STATED EXERCISE -
Pull every line holding the string "sotto" from the records below.

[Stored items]
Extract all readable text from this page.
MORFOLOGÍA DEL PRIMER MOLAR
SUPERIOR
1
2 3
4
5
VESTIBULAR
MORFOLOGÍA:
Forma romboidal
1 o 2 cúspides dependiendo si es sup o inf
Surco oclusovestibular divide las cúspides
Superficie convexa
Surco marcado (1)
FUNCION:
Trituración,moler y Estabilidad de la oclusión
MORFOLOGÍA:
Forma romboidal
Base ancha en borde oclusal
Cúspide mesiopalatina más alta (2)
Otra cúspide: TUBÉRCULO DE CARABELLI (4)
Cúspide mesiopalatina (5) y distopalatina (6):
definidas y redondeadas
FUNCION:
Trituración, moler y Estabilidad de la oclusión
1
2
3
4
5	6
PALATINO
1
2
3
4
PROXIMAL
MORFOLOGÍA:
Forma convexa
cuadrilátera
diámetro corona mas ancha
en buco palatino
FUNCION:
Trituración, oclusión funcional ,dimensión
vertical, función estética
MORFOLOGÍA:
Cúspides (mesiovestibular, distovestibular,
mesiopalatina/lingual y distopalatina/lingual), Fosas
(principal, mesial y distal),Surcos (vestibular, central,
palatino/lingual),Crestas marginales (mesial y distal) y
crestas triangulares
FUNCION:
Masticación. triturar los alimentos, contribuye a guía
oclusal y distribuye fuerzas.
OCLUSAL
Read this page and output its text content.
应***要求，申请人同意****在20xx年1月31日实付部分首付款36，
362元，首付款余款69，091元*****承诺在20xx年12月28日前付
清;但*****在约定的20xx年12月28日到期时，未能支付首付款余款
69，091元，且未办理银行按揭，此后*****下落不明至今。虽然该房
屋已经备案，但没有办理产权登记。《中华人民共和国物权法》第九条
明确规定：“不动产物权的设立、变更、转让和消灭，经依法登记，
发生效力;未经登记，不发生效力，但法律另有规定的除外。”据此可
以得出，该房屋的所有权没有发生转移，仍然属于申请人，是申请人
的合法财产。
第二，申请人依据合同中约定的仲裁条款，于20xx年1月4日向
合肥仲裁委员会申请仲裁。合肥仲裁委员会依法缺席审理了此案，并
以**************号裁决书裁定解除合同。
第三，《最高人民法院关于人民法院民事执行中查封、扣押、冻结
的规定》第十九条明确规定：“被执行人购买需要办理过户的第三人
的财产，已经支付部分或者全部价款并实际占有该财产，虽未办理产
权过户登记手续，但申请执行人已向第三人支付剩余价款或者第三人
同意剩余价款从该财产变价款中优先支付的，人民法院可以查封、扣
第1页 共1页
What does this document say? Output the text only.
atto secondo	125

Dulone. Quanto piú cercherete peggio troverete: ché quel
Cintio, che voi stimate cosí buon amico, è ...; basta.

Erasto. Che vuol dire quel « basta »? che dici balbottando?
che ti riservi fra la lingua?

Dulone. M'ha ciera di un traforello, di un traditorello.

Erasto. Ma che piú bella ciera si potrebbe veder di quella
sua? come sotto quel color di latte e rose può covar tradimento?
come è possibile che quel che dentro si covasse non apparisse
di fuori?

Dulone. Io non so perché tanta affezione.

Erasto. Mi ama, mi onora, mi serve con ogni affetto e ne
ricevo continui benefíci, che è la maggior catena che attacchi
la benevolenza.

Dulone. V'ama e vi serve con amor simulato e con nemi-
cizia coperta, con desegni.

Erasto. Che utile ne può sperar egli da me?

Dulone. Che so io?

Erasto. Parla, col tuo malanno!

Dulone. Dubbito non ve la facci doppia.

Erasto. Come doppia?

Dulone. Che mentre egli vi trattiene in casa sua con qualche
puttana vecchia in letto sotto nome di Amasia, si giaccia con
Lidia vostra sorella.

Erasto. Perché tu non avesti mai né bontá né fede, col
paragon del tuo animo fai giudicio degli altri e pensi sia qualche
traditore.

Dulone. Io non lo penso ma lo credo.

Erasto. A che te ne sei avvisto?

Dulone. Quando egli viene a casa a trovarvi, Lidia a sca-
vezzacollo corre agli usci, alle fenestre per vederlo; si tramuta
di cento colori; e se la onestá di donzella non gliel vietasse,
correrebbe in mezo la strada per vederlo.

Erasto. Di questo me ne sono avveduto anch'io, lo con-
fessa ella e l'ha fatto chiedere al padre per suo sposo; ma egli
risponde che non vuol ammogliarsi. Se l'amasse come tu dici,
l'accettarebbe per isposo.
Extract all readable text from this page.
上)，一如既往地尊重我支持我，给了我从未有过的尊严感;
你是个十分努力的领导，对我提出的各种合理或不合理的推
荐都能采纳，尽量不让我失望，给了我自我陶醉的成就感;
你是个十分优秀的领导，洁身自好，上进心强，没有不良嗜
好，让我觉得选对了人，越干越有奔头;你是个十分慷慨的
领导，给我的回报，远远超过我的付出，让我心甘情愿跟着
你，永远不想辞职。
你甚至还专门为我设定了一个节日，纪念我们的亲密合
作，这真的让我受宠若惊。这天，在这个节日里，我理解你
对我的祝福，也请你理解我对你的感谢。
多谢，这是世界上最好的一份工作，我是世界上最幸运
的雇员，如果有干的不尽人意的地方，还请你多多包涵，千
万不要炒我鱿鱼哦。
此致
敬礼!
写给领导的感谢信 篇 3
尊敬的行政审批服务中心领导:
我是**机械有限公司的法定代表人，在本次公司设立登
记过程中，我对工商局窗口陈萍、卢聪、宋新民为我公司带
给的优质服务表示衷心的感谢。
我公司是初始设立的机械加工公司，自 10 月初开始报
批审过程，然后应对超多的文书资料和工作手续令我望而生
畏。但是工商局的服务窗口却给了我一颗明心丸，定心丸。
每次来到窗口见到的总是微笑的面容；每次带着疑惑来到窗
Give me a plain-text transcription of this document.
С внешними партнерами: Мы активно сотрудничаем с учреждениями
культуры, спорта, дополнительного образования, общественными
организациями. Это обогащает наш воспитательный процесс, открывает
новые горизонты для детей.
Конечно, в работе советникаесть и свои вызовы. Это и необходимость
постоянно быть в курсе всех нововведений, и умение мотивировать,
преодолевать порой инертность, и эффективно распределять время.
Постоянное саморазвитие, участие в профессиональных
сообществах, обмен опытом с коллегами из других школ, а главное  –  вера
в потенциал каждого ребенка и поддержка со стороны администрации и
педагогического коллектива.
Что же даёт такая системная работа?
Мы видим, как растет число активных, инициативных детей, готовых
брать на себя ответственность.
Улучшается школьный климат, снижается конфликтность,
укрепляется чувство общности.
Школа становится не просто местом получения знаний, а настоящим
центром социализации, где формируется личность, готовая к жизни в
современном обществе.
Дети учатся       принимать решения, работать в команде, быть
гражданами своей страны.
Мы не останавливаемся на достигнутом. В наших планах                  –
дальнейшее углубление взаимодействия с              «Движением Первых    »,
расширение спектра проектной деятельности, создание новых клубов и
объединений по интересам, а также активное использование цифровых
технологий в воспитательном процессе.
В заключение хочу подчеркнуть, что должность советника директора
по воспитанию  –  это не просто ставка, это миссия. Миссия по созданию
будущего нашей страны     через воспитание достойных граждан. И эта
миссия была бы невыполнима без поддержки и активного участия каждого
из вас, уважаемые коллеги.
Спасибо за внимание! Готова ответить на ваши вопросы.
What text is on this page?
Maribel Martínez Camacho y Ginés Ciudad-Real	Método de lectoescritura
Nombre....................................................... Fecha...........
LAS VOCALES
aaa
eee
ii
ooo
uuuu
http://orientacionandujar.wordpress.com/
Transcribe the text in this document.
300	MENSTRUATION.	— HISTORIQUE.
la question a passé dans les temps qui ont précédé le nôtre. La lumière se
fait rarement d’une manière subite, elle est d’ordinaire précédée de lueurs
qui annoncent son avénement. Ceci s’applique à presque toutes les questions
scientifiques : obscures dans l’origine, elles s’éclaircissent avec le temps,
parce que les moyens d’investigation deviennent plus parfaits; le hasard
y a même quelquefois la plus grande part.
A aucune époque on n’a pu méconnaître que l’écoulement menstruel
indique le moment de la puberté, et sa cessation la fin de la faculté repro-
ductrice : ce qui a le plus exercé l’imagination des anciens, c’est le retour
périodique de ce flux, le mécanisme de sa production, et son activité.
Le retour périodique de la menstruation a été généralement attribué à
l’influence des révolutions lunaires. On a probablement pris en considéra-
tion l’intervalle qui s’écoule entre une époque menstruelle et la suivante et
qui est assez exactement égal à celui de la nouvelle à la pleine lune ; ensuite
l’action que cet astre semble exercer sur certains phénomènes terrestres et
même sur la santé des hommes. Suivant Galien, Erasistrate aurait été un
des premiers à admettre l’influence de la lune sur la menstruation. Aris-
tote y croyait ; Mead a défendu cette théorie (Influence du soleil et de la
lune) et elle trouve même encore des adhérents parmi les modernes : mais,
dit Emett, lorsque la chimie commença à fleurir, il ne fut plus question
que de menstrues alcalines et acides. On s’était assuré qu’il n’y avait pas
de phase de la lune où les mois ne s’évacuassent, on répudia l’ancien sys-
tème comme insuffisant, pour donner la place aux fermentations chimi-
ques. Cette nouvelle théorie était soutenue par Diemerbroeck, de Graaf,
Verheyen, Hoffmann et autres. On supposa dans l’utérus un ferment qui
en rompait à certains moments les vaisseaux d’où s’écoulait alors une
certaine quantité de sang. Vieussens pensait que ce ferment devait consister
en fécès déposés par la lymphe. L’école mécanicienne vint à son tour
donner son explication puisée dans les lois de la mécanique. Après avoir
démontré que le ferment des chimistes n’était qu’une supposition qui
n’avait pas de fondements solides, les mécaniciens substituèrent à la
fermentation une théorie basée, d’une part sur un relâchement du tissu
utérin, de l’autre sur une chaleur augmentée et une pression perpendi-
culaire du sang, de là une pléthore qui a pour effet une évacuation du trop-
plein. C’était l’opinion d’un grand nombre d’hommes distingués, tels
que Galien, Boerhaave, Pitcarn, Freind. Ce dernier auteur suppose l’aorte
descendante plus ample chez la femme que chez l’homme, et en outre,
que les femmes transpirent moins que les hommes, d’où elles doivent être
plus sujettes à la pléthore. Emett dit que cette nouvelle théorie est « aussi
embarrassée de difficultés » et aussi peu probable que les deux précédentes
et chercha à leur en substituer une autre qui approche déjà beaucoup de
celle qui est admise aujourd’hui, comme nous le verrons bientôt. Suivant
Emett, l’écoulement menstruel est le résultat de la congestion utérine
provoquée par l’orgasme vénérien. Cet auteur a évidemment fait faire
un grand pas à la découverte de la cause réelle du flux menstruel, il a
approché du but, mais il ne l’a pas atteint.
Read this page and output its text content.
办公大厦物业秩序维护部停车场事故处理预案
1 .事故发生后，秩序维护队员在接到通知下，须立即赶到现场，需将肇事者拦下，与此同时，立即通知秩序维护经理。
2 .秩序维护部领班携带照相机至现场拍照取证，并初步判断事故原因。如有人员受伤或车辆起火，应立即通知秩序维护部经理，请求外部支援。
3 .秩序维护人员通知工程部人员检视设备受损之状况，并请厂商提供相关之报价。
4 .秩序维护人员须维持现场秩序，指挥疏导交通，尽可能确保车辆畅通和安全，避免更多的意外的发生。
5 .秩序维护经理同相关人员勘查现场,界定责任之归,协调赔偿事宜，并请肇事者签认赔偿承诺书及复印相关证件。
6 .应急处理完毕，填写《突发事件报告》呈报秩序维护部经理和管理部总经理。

TASK RESULT -
sua? come sotto quel color di latte e rose può covar tradimento?
puttana vecchia in letto sotto nome di Amasia, si giaccia con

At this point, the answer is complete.